* Begin *

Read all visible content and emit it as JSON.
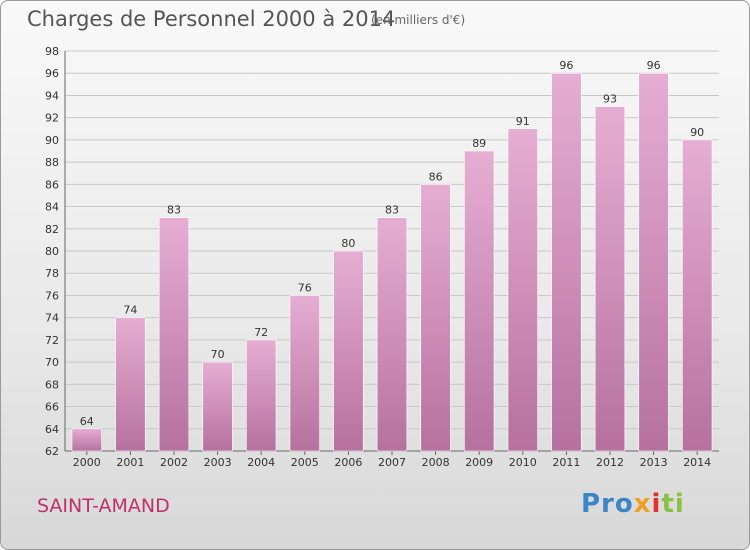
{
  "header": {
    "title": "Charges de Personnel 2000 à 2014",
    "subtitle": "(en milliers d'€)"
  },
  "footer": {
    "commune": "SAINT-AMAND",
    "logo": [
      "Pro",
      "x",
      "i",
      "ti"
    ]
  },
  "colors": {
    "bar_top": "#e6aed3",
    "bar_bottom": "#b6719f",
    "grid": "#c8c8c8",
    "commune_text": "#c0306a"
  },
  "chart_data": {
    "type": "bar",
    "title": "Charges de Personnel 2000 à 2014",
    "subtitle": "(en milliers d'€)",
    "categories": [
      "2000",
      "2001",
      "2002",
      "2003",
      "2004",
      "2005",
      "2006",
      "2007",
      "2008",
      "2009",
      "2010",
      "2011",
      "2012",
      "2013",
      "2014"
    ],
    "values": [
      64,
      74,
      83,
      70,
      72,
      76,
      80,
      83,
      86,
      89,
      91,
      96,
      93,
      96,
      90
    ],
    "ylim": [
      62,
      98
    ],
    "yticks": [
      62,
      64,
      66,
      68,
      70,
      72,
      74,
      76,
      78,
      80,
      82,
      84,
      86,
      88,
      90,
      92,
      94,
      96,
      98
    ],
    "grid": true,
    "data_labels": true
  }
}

* End *

WHAT YOU NEED TO DO
Extract every line of the records above that contains the word "subtitle".

CORRECT OUTPUT
    "subtitle": "(en milliers d'€)"
    "subtitle": "(en milliers d'€)",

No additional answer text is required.